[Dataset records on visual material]
|---|

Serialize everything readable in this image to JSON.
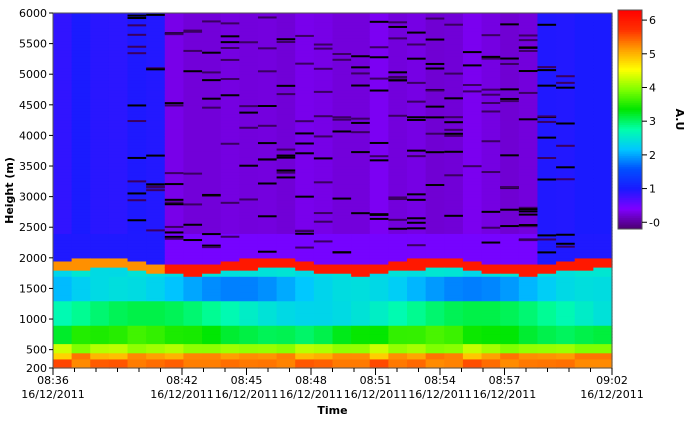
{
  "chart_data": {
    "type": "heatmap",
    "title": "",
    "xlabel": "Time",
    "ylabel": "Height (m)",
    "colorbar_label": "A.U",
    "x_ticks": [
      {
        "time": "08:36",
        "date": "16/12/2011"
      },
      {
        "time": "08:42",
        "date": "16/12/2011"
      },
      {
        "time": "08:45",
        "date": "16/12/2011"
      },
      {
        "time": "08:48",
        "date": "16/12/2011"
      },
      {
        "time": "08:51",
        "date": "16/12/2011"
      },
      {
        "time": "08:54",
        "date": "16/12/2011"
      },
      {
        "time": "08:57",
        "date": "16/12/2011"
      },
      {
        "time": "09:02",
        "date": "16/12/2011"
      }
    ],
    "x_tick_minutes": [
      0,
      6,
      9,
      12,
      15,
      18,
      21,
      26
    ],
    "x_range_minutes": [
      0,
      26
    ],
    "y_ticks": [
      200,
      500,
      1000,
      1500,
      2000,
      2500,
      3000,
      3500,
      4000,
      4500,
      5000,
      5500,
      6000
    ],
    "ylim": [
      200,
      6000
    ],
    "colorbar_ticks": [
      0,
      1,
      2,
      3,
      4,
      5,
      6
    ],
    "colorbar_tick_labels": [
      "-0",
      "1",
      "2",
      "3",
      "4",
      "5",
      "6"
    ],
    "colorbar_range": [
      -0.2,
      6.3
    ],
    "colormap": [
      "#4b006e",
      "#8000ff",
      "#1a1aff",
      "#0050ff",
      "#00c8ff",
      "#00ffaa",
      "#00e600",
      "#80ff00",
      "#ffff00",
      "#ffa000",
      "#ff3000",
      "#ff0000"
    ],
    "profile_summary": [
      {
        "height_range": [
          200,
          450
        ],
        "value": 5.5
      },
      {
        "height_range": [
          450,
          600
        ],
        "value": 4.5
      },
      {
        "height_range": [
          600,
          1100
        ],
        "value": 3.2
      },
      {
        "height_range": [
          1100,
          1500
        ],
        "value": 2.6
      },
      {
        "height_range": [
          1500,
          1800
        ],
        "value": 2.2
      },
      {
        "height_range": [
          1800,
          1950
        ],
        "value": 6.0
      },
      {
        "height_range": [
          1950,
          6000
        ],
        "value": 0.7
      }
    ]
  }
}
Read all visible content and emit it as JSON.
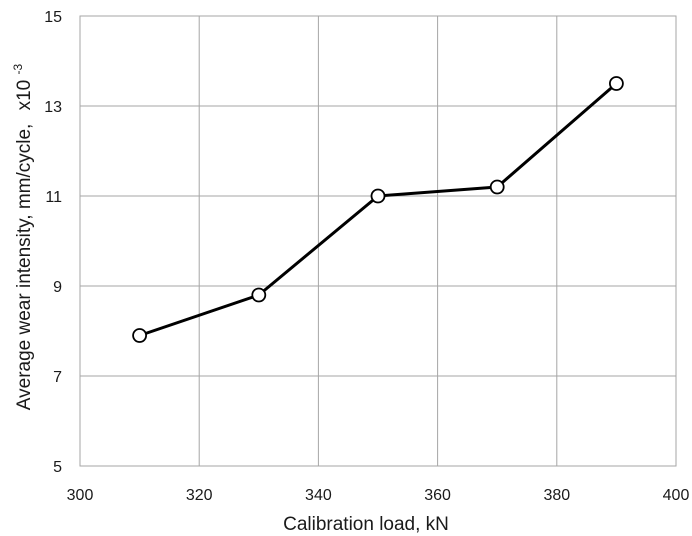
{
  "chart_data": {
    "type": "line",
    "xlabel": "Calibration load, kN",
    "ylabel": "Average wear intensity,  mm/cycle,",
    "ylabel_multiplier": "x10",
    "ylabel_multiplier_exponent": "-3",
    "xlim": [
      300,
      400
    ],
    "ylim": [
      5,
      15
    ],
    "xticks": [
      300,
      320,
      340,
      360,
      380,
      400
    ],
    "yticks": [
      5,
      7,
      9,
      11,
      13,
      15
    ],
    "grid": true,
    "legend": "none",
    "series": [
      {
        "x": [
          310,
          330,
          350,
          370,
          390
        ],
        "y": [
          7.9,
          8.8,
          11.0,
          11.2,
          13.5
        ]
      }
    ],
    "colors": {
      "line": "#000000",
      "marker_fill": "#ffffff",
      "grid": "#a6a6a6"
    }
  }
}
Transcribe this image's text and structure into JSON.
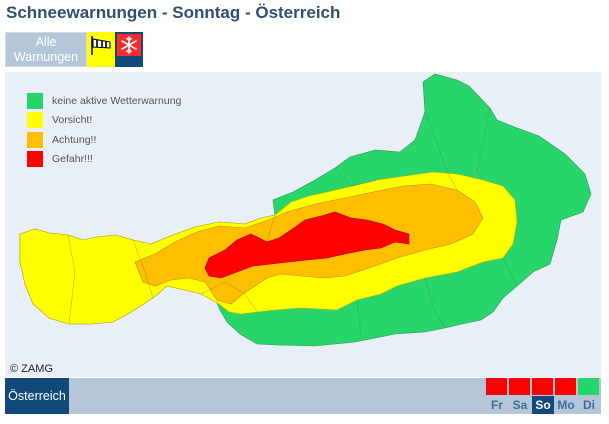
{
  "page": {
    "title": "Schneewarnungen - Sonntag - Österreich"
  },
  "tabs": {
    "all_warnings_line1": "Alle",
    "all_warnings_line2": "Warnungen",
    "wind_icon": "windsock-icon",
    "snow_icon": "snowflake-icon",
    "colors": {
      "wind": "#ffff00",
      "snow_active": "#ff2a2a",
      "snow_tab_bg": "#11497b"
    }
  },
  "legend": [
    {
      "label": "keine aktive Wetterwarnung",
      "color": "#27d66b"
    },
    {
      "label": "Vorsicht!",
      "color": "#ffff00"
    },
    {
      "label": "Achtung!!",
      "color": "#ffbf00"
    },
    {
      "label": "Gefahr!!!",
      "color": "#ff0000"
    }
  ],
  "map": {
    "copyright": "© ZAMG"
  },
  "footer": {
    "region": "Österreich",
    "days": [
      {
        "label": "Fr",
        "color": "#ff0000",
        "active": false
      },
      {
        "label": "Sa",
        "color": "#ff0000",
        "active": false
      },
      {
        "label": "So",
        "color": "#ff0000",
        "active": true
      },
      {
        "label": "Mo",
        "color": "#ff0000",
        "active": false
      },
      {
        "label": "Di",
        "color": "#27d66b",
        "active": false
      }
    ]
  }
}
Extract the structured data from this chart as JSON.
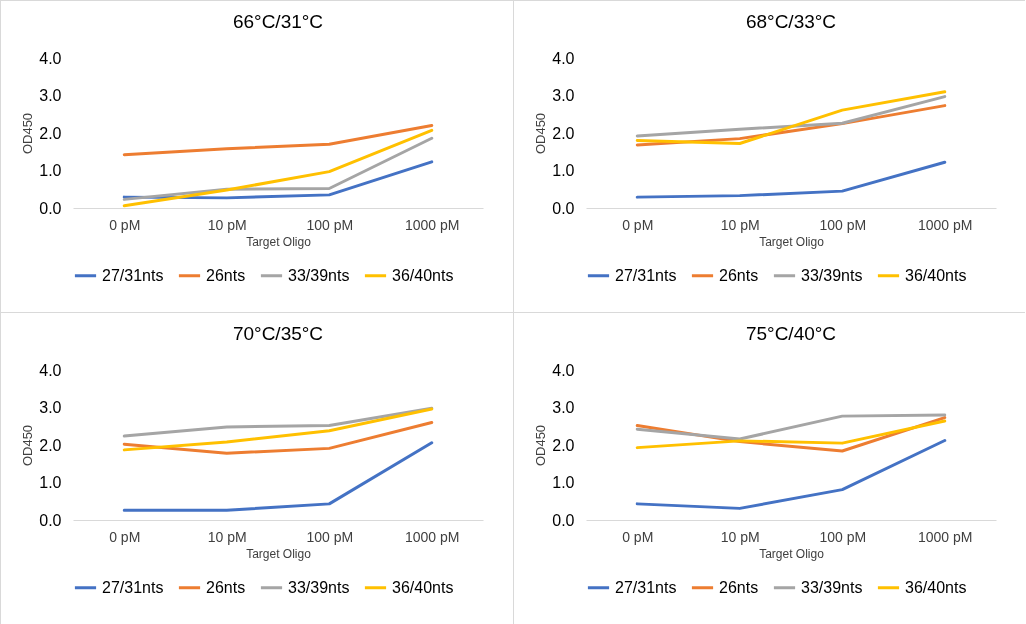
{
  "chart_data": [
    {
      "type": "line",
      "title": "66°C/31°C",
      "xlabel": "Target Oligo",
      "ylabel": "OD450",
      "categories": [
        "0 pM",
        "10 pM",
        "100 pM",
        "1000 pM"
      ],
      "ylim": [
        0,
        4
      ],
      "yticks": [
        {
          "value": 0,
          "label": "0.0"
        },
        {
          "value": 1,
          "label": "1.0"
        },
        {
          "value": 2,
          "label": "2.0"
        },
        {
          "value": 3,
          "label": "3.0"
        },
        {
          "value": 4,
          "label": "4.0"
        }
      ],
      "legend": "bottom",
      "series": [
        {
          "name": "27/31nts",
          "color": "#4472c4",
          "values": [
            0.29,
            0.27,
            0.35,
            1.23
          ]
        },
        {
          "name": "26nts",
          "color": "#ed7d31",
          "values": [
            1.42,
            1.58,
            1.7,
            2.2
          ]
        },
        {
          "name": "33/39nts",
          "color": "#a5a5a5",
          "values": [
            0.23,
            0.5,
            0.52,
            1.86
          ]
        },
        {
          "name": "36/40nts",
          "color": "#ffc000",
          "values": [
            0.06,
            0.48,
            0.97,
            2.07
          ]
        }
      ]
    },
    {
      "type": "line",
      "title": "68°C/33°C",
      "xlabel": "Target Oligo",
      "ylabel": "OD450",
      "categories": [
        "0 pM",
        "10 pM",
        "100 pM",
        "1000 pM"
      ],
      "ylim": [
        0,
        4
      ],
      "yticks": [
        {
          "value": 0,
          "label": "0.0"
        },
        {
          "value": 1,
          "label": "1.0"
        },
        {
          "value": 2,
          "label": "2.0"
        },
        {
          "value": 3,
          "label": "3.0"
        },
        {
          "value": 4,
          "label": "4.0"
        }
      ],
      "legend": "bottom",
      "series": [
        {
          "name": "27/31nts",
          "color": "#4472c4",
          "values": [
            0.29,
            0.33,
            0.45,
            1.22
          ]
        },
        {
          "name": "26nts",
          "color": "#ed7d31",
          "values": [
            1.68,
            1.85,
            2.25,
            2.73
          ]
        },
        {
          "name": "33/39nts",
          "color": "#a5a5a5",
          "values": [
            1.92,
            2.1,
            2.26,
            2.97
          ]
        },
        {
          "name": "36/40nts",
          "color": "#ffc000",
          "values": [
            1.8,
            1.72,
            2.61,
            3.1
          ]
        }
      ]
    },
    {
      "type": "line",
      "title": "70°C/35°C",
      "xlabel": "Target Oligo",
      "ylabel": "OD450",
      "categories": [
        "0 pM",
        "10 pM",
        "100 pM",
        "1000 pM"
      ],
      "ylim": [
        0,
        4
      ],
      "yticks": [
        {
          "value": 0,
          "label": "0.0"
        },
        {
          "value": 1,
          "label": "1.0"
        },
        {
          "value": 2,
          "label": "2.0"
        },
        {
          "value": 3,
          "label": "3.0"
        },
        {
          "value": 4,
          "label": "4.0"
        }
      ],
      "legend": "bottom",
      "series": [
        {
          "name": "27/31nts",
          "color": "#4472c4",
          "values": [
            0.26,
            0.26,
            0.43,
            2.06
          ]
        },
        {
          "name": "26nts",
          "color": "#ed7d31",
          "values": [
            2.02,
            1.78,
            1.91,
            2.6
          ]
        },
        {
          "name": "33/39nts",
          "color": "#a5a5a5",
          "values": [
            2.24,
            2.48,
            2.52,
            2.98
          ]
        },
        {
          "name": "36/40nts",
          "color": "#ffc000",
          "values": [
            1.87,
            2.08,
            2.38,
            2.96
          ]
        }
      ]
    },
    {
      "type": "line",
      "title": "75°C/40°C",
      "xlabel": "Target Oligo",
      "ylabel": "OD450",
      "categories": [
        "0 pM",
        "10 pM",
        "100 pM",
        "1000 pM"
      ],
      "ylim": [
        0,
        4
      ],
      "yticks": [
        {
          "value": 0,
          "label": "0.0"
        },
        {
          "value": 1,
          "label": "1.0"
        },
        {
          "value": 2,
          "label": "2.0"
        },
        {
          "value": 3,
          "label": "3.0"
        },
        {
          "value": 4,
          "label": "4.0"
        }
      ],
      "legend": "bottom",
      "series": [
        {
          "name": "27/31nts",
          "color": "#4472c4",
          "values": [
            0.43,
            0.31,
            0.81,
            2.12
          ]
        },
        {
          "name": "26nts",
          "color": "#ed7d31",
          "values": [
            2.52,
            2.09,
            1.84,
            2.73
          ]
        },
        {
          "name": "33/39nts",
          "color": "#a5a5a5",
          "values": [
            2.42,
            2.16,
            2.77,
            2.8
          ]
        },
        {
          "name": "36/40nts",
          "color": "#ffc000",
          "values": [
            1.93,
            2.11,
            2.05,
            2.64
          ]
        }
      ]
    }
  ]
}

|---|

▸ Exercise requirements
Pick out every line with the string "icon" and copy it.

▸ Result of the task
    "wind_icon": "windsock-icon",
    "snow_icon": "snowflake-icon",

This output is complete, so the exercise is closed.